## Given instruction
Below are entries. Pull out all lines containing "icon".

## Raw data

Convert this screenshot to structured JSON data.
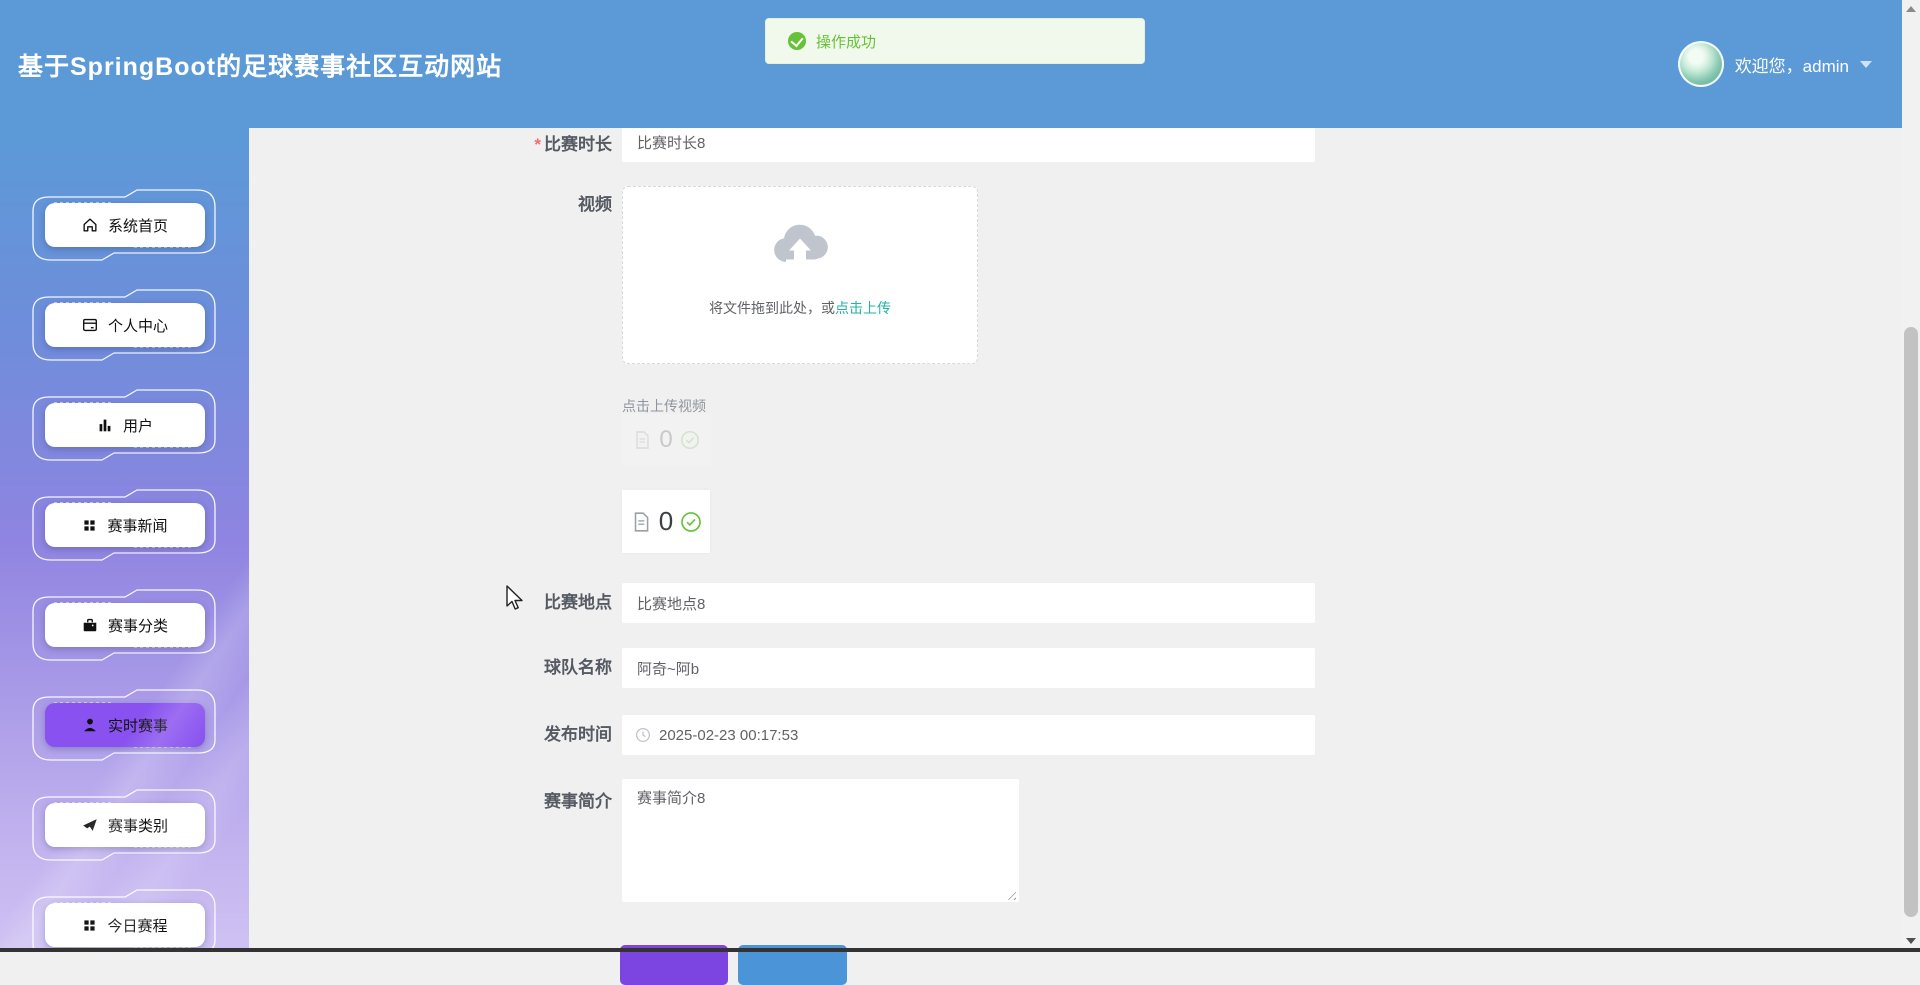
{
  "header": {
    "title": "基于SpringBoot的足球赛事社区互动网站",
    "welcome": "欢迎您，admin"
  },
  "toast": {
    "message": "操作成功"
  },
  "sidebar": {
    "items": [
      {
        "label": "系统首页",
        "icon": "home-icon",
        "active": false
      },
      {
        "label": "个人中心",
        "icon": "profile-card-icon",
        "active": false
      },
      {
        "label": "用户",
        "icon": "bar-chart-icon",
        "active": false
      },
      {
        "label": "赛事新闻",
        "icon": "grid-icon",
        "active": false
      },
      {
        "label": "赛事分类",
        "icon": "briefcase-icon",
        "active": false
      },
      {
        "label": "实时赛事",
        "icon": "user-icon",
        "active": true
      },
      {
        "label": "赛事类别",
        "icon": "paper-plane-icon",
        "active": false
      },
      {
        "label": "今日赛程",
        "icon": "grid-icon",
        "active": false
      }
    ]
  },
  "form": {
    "duration": {
      "label": "比赛时长",
      "required_mark": "*",
      "value": "比赛时长8"
    },
    "video": {
      "label": "视频",
      "drop_text": "将文件拖到此处，或",
      "upload_link": "点击上传",
      "hint": "点击上传视频",
      "ghost_count": "0",
      "count": "0"
    },
    "location": {
      "label": "比赛地点",
      "value": "比赛地点8"
    },
    "team": {
      "label": "球队名称",
      "value": "阿奇~阿b"
    },
    "publish_time": {
      "label": "发布时间",
      "value": "2025-02-23 00:17:53"
    },
    "intro": {
      "label": "赛事简介",
      "value": "赛事简介8"
    }
  },
  "colors": {
    "header_blue": "#5b9ad7",
    "sidebar_active_purple": "#8952f0",
    "success_green": "#67c23a",
    "upload_link_teal": "#21b3a3",
    "button_purple": "#7c44e0",
    "button_blue": "#4b94d8"
  }
}
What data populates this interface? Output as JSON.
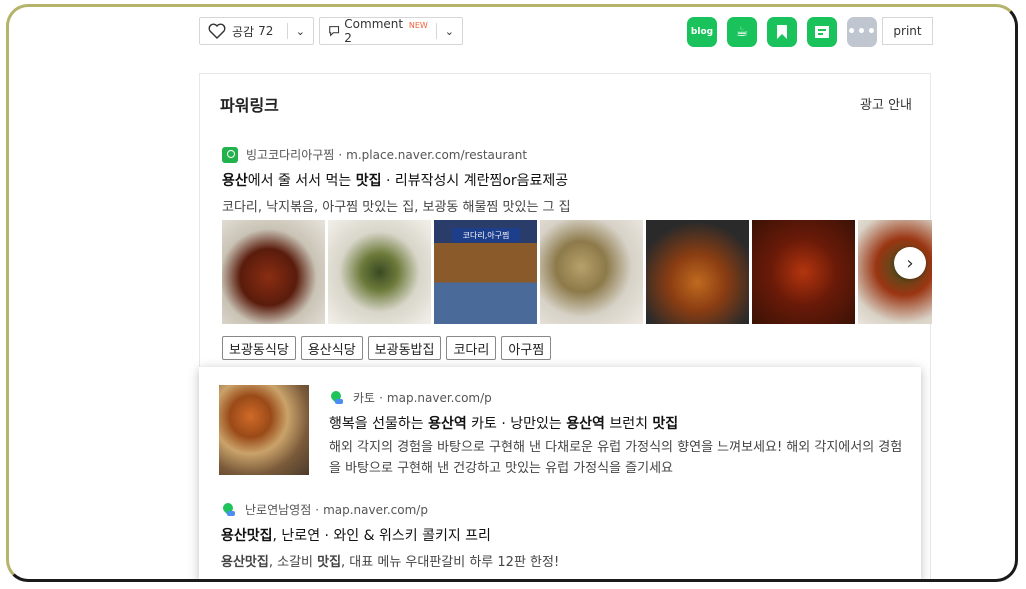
{
  "toolbar": {
    "like_label": "공감",
    "like_count": "72",
    "comment_label": "Comment 2",
    "new_badge": "NEW",
    "share_buttons": [
      {
        "name": "blog",
        "label": "blog",
        "color": "#19c25a"
      },
      {
        "name": "cafe",
        "label": "☕",
        "color": "#19c25a"
      },
      {
        "name": "bookmark",
        "label": "",
        "color": "#19c25a"
      },
      {
        "name": "memo",
        "label": "",
        "color": "#19c25a"
      }
    ],
    "more_label": "•••",
    "print_label": "print"
  },
  "powerlink": {
    "title": "파워링크",
    "ad_info": "광고 안내",
    "ad1": {
      "site_name": "빙고코다리아구찜",
      "site_url": "m.place.naver.com/restaurant",
      "headline_parts": [
        "용산",
        "에서 줄 서서 먹는 ",
        "맛집",
        " · 리뷰작성시 계란찜or음료제공"
      ],
      "description": "코다리, 낙지볶음, 아구찜 맛있는 집, 보광동 해물찜 맛있는 그 집",
      "sign_text": "코다리,아구찜",
      "tags": [
        "보광동식당",
        "용산식당",
        "보광동밥집",
        "코다리",
        "아구찜"
      ]
    }
  },
  "card": {
    "ad2": {
      "site_name": "카토",
      "site_url": "map.naver.com/p",
      "headline_parts": [
        "행복을 선물하는 ",
        "용산역",
        " 카토 · 낭만있는 ",
        "용산역",
        " 브런치 ",
        "맛집"
      ],
      "description": "해외 각지의 경험을 바탕으로 구현해 낸 다채로운 유럽 가정식의 향연을 느껴보세요! 해외 각지에서의 경험을 바탕으로 구현해 낸 건강하고 맛있는 유럽 가정식을 즐기세요"
    },
    "ad3": {
      "site_name": "난로연남영점",
      "site_url": "map.naver.com/p",
      "headline_parts": [
        "용산맛집",
        ", 난로연 · 와인 & 위스키 콜키지 프리"
      ],
      "description_parts": [
        "용산맛집",
        ", 소갈비 ",
        "맛집",
        ", 대표 메뉴 우대판갈비 하루 12판 한정!"
      ]
    }
  },
  "colors": {
    "accent_green": "#19c25a",
    "frame_border": "#b5b46a",
    "new_badge": "#f25f3a"
  }
}
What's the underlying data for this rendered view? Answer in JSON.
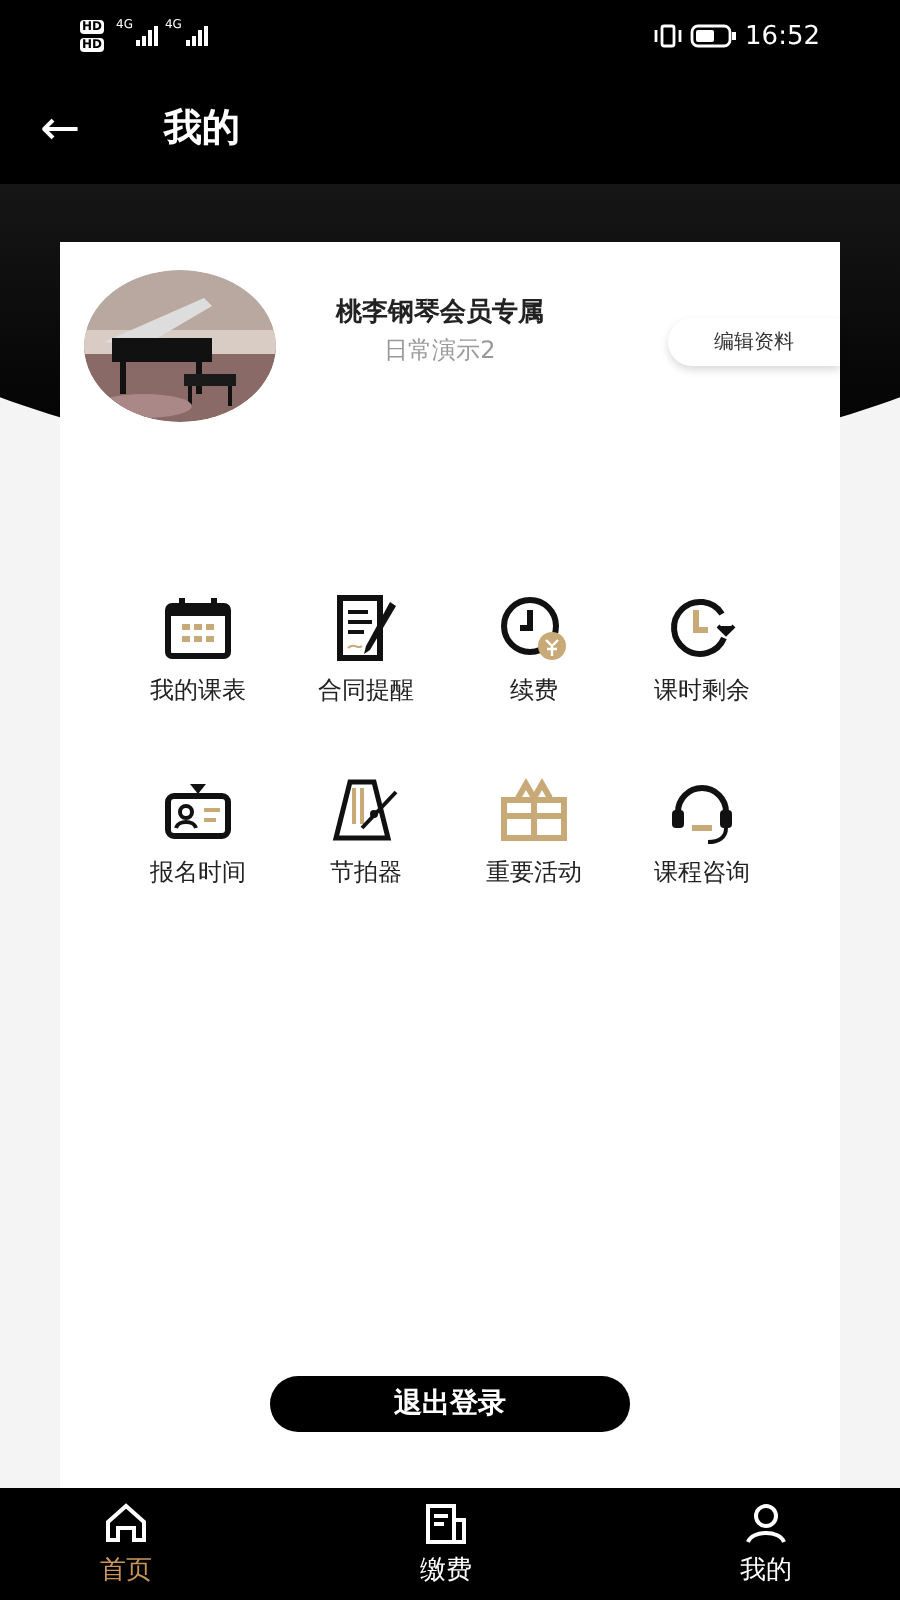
{
  "status_bar": {
    "time": "16:52",
    "sims": [
      {
        "hd": "HD",
        "network": "4G"
      },
      {
        "hd": "HD",
        "network": "4G"
      }
    ]
  },
  "header": {
    "back": "←",
    "title": "我的"
  },
  "profile": {
    "name": "桃李钢琴会员专属",
    "subtitle": "日常演示2",
    "edit_button": "编辑资料"
  },
  "grid": [
    {
      "kind": "calendar",
      "label": "我的课表"
    },
    {
      "kind": "contract",
      "label": "合同提醒"
    },
    {
      "kind": "renew",
      "label": "续费"
    },
    {
      "kind": "clock",
      "label": "课时剩余"
    },
    {
      "kind": "badge",
      "label": "报名时间"
    },
    {
      "kind": "metronome",
      "label": "节拍器"
    },
    {
      "kind": "gift",
      "label": "重要活动"
    },
    {
      "kind": "headset",
      "label": "课程咨询"
    }
  ],
  "logout_button": "退出登录",
  "tabs": [
    {
      "kind": "home",
      "label": "首页",
      "selected": true
    },
    {
      "kind": "bill",
      "label": "缴费",
      "selected": false
    },
    {
      "kind": "user",
      "label": "我的",
      "selected": false
    }
  ]
}
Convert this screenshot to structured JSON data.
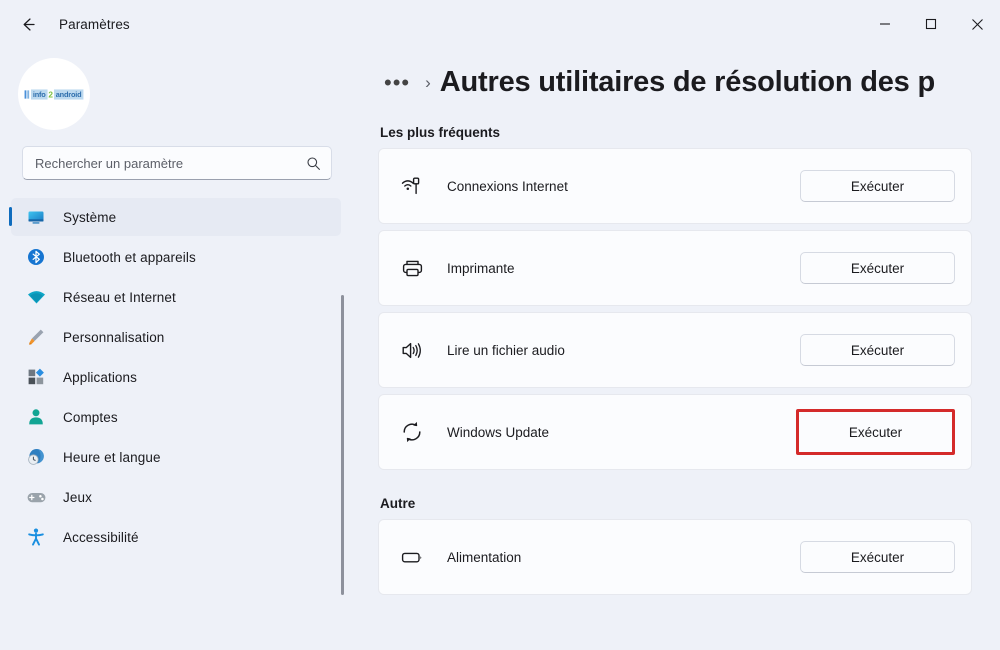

## Exercise response
        "icon": "home-icon",
        "icon": "profile-card-icon",
        "icon": "bar-chart-icon",
        "icon": "grid-icon",
        "icon": "briefcase-icon",
        "icon": "user-icon",
        "icon": "paper-plane-icon",
        "icon": "grid-icon",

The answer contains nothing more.